• EXTRACTED DATA:
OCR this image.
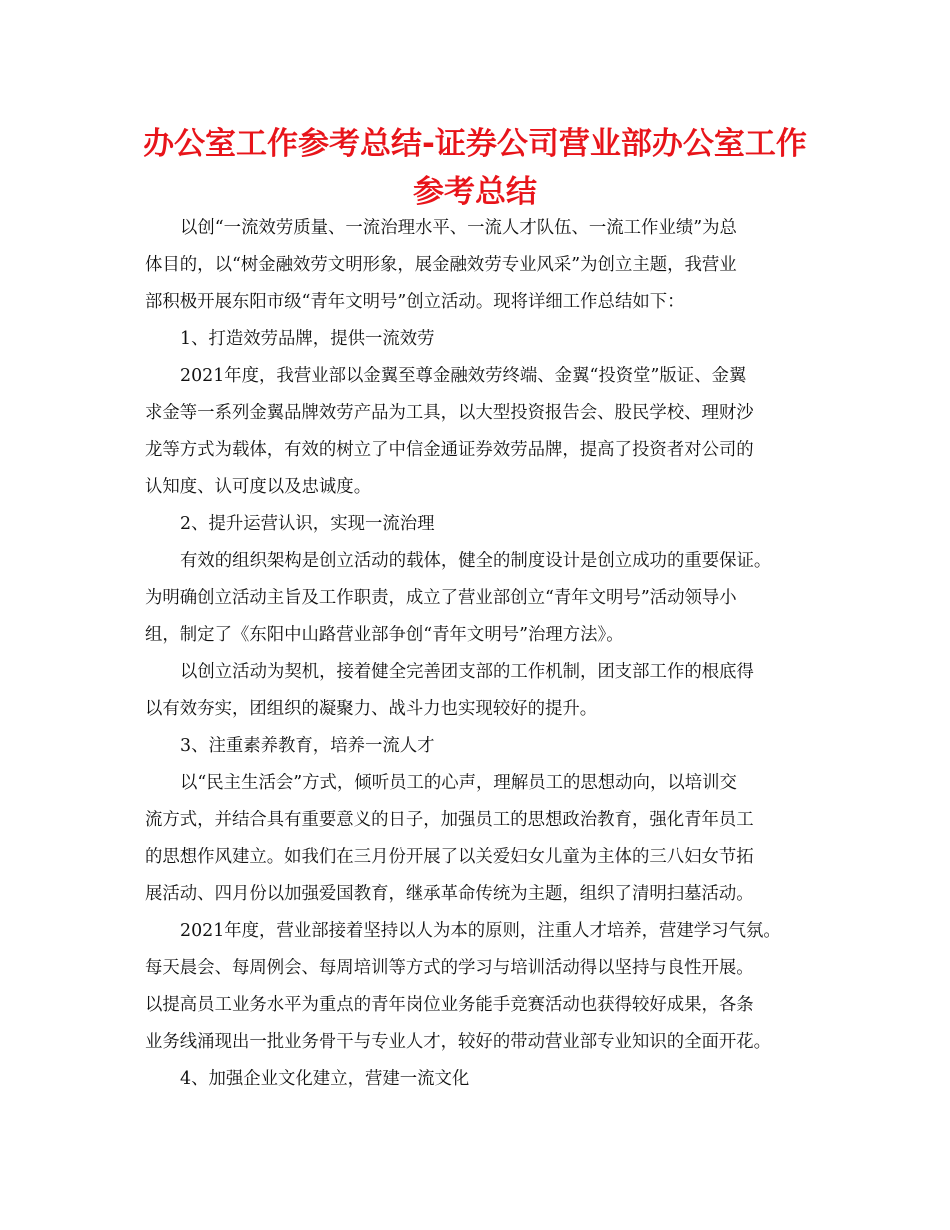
办公室工作参考总结-证券公司营业部办公室工作
参考总结
以创“一流效劳质量、一流治理水平、一流人才队伍、一流工作业绩”为总
体目的，以“树金融效劳文明形象，展金融效劳专业风采”为创立主题，我营业
部积极开展东阳市级“青年文明号”创立活动。现将详细工作总结如下：
1、打造效劳品牌，提供一流效劳
2021年度，我营业部以金翼至尊金融效劳终端、金翼“投资堂”版证、金翼
求金等一系列金翼品牌效劳产品为工具，以大型投资报告会、股民学校、理财沙
龙等方式为载体，有效的树立了中信金通证券效劳品牌，提高了投资者对公司的
认知度、认可度以及忠诚度。
2、提升运营认识，实现一流治理
有效的组织架构是创立活动的载体，健全的制度设计是创立成功的重要保证。
为明确创立活动主旨及工作职责，成立了营业部创立“青年文明号”活动领导小
组，制定了《东阳中山路营业部争创“青年文明号”治理方法》。
以创立活动为契机，接着健全完善团支部的工作机制，团支部工作的根底得
以有效夯实，团组织的凝聚力、战斗力也实现较好的提升。
3、注重素养教育，培养一流人才
以“民主生活会”方式，倾听员工的心声，理解员工的思想动向，以培训交
流方式，并结合具有重要意义的日子，加强员工的思想政治教育，强化青年员工
的思想作风建立。如我们在三月份开展了以关爱妇女儿童为主体的三八妇女节拓
展活动、四月份以加强爱国教育，继承革命传统为主题，组织了清明扫墓活动。
2021年度，营业部接着坚持以人为本的原则，注重人才培养，营建学习气氛。
每天晨会、每周例会、每周培训等方式的学习与培训活动得以坚持与良性开展。
以提高员工业务水平为重点的青年岗位业务能手竞赛活动也获得较好成果，各条
业务线涌现出一批业务骨干与专业人才，较好的带动营业部专业知识的全面开花。
4、加强企业文化建立，营建一流文化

• TASK DESCRIPTION: Return only the number of lines in the entries that contain the string "青年文明号".

• FINISHED ANSWER: 3